* **What is expected**
Copy out every line exactly, passing over the pictures.

* **Input data**
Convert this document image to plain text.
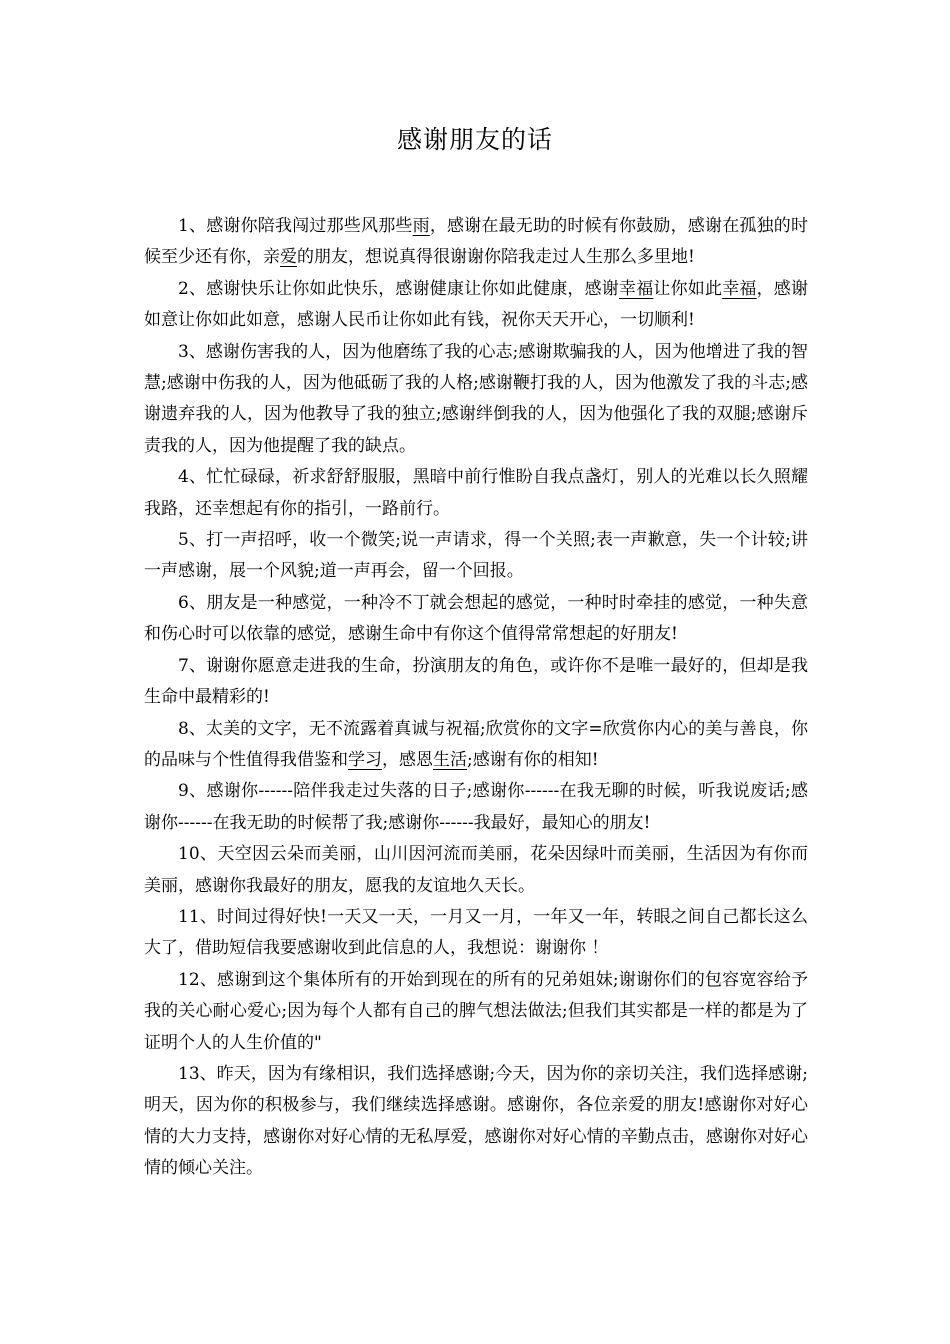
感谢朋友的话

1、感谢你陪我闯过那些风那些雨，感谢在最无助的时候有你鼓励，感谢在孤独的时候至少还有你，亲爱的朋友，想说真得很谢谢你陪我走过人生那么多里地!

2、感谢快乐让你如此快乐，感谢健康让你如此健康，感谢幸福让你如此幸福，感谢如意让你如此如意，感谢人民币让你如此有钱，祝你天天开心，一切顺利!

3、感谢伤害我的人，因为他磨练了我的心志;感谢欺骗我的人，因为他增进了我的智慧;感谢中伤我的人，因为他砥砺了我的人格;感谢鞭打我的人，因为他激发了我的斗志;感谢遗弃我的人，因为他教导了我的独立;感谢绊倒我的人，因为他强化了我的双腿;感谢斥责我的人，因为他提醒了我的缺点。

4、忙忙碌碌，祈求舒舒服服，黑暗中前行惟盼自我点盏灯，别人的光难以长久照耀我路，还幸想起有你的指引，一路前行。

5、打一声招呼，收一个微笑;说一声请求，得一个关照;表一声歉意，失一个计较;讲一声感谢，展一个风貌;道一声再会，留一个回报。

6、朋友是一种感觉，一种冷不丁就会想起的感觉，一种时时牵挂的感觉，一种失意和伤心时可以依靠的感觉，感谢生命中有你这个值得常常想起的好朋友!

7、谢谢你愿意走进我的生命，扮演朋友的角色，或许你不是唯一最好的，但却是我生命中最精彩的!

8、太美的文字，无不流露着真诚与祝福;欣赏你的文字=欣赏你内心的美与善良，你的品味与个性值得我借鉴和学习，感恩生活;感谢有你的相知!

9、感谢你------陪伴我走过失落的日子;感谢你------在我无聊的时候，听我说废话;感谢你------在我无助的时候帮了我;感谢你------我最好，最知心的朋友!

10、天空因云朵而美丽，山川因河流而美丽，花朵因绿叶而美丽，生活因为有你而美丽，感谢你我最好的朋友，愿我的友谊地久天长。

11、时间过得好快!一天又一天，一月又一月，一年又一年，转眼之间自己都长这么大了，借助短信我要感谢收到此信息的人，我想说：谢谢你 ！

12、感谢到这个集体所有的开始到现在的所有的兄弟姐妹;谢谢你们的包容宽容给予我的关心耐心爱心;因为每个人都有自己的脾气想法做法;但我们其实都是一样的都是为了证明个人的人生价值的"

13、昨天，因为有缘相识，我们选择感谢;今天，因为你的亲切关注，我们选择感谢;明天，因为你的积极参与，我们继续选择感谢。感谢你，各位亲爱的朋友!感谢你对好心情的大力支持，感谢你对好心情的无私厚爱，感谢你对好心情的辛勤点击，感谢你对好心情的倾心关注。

* **Correct response**
Convert this document image to plain text.
感谢朋友的话

1、感谢你陪我闯过那些风那些雨，感谢在最无助的时候有你鼓励，感谢在孤独的时候至少还有你，亲爱的朋友，想说真得很谢谢你陪我走过人生那么多里地!

2、感谢快乐让你如此快乐，感谢健康让你如此健康，感谢幸福让你如此幸福，感谢如意让你如此如意，感谢人民币让你如此有钱，祝你天天开心，一切顺利!

3、感谢伤害我的人，因为他磨练了我的心志;感谢欺骗我的人，因为他增进了我的智慧;感谢中伤我的人，因为他砥砺了我的人格;感谢鞭打我的人，因为他激发了我的斗志;感谢遗弃我的人，因为他教导了我的独立;感谢绊倒我的人，因为他强化了我的双腿;感谢斥责我的人，因为他提醒了我的缺点。

4、忙忙碌碌，祈求舒舒服服，黑暗中前行惟盼自我点盏灯，别人的光难以长久照耀我路，还幸想起有你的指引，一路前行。

5、打一声招呼，收一个微笑;说一声请求，得一个关照;表一声歉意，失一个计较;讲一声感谢，展一个风貌;道一声再会，留一个回报。

6、朋友是一种感觉，一种冷不丁就会想起的感觉，一种时时牵挂的感觉，一种失意和伤心时可以依靠的感觉，感谢生命中有你这个值得常常想起的好朋友!

7、谢谢你愿意走进我的生命，扮演朋友的角色，或许你不是唯一最好的，但却是我生命中最精彩的!

8、太美的文字，无不流露着真诚与祝福;欣赏你的文字=欣赏你内心的美与善良，你的品味与个性值得我借鉴和学习，感恩生活;感谢有你的相知!

9、感谢你------陪伴我走过失落的日子;感谢你------在我无聊的时候，听我说废话;感谢你------在我无助的时候帮了我;感谢你------我最好，最知心的朋友!

10、天空因云朵而美丽，山川因河流而美丽，花朵因绿叶而美丽，生活因为有你而美丽，感谢你我最好的朋友，愿我的友谊地久天长。

11、时间过得好快!一天又一天，一月又一月，一年又一年，转眼之间自己都长这么大了，借助短信我要感谢收到此信息的人，我想说：谢谢你 ！

12、感谢到这个集体所有的开始到现在的所有的兄弟姐妹;谢谢你们的包容宽容给予我的关心耐心爱心;因为每个人都有自己的脾气想法做法;但我们其实都是一样的都是为了证明个人的人生价值的"

13、昨天，因为有缘相识，我们选择感谢;今天，因为你的亲切关注，我们选择感谢;明天，因为你的积极参与，我们继续选择感谢。感谢你，各位亲爱的朋友!感谢你对好心情的大力支持，感谢你对好心情的无私厚爱，感谢你对好心情的辛勤点击，感谢你对好心情的倾心关注。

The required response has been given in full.